• Your task
Which lines include the word "JSON"? Copy each of them.
>> START Provided records
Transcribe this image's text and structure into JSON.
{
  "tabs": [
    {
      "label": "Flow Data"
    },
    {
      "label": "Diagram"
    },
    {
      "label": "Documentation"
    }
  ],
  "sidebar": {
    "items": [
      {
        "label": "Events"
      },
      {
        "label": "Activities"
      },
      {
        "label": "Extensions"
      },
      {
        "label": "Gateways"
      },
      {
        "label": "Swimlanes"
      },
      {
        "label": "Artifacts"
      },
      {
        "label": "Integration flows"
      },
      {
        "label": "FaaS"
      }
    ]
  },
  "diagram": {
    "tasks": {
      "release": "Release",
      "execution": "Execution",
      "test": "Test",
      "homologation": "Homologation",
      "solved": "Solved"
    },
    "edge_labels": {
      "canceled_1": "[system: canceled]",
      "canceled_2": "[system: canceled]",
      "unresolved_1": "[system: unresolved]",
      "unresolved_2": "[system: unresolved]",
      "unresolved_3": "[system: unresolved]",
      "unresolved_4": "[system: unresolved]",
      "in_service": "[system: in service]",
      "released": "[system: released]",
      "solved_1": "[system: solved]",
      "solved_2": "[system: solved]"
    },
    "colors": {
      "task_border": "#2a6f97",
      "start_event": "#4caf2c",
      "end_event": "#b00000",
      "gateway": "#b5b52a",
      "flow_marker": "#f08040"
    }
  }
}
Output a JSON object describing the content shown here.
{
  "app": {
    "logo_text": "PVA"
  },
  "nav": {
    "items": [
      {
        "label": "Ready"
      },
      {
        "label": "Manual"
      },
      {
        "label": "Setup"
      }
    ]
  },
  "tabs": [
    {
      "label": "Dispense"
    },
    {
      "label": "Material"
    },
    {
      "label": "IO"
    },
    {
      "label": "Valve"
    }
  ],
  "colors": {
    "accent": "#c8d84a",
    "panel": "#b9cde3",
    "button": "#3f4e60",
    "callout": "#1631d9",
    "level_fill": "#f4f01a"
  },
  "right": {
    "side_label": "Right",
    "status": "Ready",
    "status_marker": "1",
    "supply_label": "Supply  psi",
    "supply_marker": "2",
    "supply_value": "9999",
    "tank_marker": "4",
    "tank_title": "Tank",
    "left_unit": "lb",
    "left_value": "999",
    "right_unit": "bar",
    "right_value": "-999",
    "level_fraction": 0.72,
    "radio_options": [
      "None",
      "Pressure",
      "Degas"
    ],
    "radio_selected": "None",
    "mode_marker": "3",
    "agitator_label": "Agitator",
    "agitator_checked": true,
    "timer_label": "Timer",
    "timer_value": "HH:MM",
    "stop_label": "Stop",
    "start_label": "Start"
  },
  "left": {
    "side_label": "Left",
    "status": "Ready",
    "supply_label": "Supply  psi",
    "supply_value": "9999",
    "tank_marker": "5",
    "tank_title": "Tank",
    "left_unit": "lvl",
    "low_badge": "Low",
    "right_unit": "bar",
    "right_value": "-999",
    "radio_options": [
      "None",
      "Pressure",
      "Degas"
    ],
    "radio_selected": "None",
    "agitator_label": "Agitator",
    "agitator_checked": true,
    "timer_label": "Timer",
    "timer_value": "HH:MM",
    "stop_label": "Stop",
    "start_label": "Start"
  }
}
>> END Provided records
• Response
Transcribe this image's text and structure into JSON.
Output a JSON object describing the content shown here.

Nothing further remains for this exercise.